Task goal
Return the count of lines that hold the string "control", with no other words.

A block of data

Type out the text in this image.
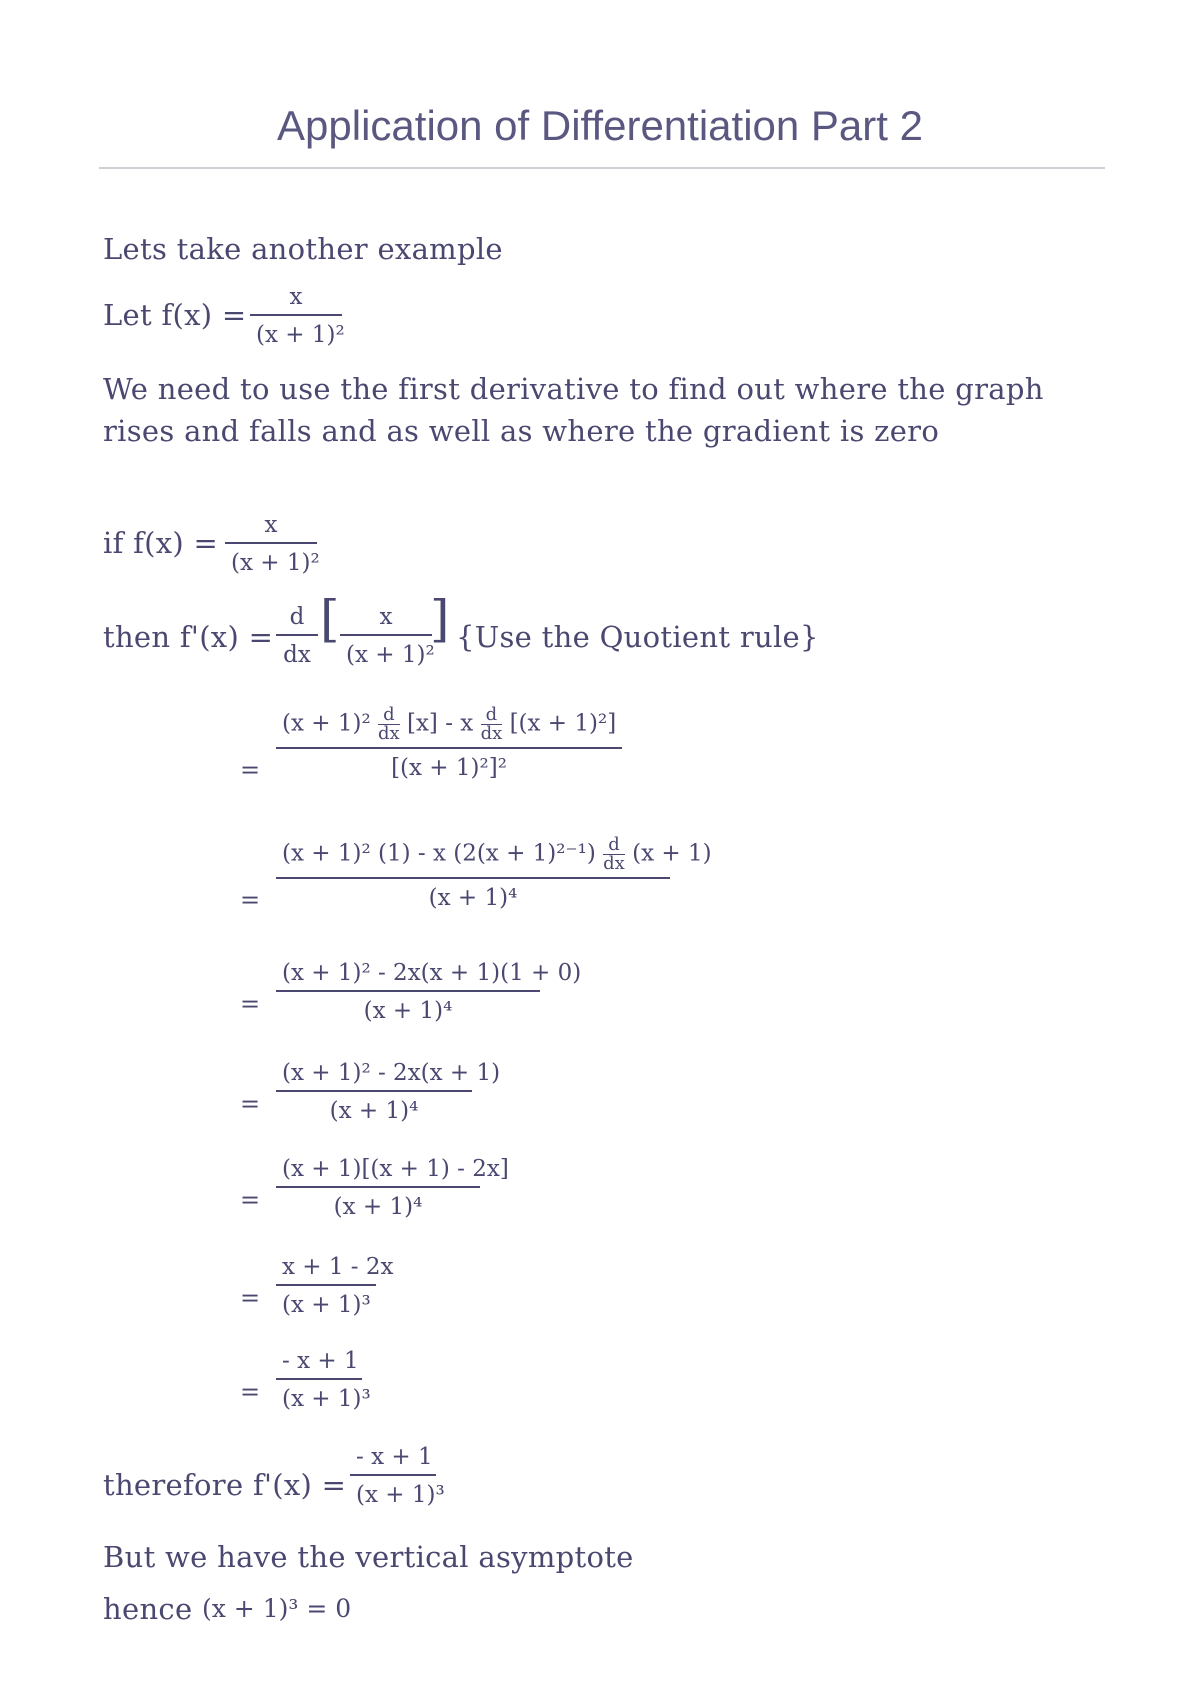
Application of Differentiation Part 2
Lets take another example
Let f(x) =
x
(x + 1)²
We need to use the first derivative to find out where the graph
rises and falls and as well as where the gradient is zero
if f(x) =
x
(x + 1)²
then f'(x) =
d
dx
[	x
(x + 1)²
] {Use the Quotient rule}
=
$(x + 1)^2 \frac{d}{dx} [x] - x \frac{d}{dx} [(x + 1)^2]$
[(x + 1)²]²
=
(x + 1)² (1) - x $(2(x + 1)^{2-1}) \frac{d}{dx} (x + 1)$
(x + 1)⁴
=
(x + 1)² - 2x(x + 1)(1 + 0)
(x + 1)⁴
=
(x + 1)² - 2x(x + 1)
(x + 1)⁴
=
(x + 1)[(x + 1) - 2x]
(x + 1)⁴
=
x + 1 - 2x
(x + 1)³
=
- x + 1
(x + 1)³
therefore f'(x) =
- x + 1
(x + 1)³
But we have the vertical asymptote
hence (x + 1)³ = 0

--

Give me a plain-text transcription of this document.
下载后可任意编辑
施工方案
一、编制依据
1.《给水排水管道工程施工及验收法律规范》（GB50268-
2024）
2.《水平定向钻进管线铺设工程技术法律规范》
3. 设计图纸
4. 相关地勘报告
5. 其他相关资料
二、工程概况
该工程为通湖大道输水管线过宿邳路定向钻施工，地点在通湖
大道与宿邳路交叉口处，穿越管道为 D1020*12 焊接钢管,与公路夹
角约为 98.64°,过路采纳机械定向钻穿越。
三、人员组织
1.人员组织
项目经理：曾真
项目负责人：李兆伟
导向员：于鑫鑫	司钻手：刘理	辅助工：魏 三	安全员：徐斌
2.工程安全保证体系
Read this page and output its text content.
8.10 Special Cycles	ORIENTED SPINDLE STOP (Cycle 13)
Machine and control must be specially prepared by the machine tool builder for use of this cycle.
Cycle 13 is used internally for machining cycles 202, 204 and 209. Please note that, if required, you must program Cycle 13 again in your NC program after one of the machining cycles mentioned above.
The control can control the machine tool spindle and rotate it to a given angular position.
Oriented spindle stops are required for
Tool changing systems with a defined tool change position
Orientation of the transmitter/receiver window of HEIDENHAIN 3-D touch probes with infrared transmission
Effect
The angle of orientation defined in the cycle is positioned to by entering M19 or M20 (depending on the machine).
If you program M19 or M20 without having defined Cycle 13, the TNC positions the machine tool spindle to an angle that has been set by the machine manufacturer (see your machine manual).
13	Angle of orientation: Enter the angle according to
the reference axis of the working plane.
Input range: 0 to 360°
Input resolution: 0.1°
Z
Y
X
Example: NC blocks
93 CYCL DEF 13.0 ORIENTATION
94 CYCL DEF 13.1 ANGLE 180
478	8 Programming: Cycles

* * *

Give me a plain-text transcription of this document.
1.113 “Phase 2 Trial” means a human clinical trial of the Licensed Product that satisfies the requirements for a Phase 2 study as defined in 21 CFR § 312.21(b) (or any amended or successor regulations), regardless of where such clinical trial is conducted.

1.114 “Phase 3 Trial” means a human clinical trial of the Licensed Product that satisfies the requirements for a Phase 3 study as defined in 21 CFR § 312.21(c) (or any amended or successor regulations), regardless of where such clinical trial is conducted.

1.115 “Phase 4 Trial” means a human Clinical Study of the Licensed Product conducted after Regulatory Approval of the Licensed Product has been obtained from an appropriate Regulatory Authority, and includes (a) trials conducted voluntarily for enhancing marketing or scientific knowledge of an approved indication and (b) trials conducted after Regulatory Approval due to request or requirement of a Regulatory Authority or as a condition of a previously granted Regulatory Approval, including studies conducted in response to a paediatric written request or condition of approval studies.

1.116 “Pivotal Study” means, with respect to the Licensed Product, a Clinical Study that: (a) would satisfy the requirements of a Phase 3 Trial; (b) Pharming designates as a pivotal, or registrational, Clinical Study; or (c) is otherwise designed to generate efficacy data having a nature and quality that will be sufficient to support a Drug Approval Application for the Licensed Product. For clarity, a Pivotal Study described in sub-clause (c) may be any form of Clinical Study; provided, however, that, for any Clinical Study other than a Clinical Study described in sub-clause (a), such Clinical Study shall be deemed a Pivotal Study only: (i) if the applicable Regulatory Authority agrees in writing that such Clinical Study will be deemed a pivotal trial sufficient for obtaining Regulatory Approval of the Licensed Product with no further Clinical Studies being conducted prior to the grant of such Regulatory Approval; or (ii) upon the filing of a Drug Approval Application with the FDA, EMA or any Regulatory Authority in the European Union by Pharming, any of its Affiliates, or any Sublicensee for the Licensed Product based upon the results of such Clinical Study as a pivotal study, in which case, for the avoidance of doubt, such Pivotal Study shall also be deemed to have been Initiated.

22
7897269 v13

Written answer
2